§ **Aim of the task**: Below are the records; pull every line that includes "marker".

§ **Provided material**:
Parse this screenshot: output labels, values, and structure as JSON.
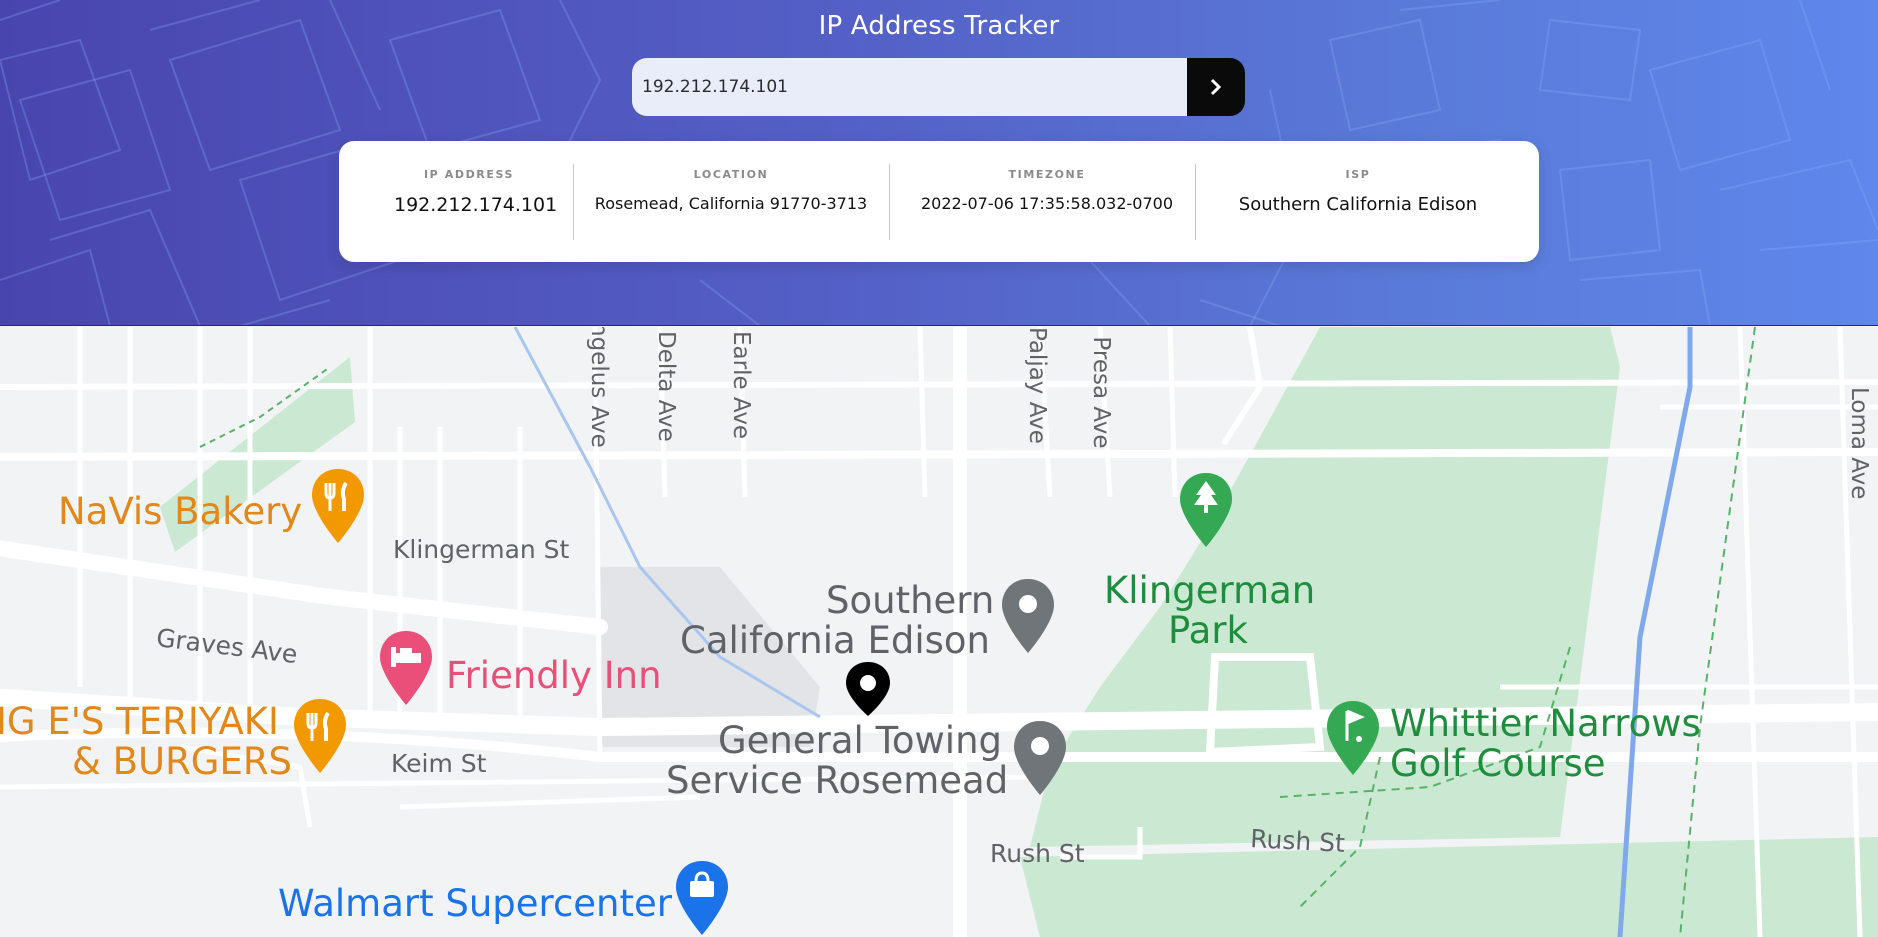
{
  "app": {
    "title": "IP Address Tracker"
  },
  "search": {
    "value": "192.212.174.101",
    "submit_icon": "chevron-right-icon"
  },
  "info": {
    "ip": {
      "label": "IP ADDRESS",
      "value": "192.212.174.101"
    },
    "location": {
      "label": "LOCATION",
      "value": "Rosemead, California 91770-3713"
    },
    "timezone": {
      "label": "TIMEZONE",
      "value": "2022-07-06 17:35:58.032-0700"
    },
    "isp": {
      "label": "ISP",
      "value": "Southern California Edison"
    }
  },
  "map": {
    "streets": {
      "klingerman_st": "Klingerman St",
      "graves_ave": "Graves Ave",
      "keim_st": "Keim St",
      "rush_st_west": "Rush St",
      "rush_st_east": "Rush St",
      "angelus_ave": "ngelus Ave",
      "delta_ave": "Delta Ave",
      "earle_ave": "Earle Ave",
      "paljay_ave": "Paljay Ave",
      "la_presa_ave": "a Presa Ave",
      "loma_ave": "Loma Ave"
    },
    "places": {
      "navis_bakery": "NaVis Bakery",
      "friendly_inn": "Friendly Inn",
      "teriyaki_1": "IG E'S TERIYAKI",
      "teriyaki_2": "& BURGERS",
      "sce_1": "Southern",
      "sce_2": "California Edison",
      "towing_1": "General Towing",
      "towing_2": "Service Rosemead",
      "park_1": "Klingerman",
      "park_2": "Park",
      "golf_1": "Whittier Narrows",
      "golf_2": "Golf Course",
      "walmart": "Walmart Supercenter"
    },
    "colors": {
      "restaurant": "#f29900",
      "hotel": "#e94f78",
      "generic": "#70757a",
      "park": "#34a853",
      "shopping": "#1a73e8",
      "marker": "#000000"
    },
    "marker_icon": "location-marker-icon"
  }
}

§ **Written solution**:
      "marker": "#000000"
    "marker_icon": "location-marker-icon"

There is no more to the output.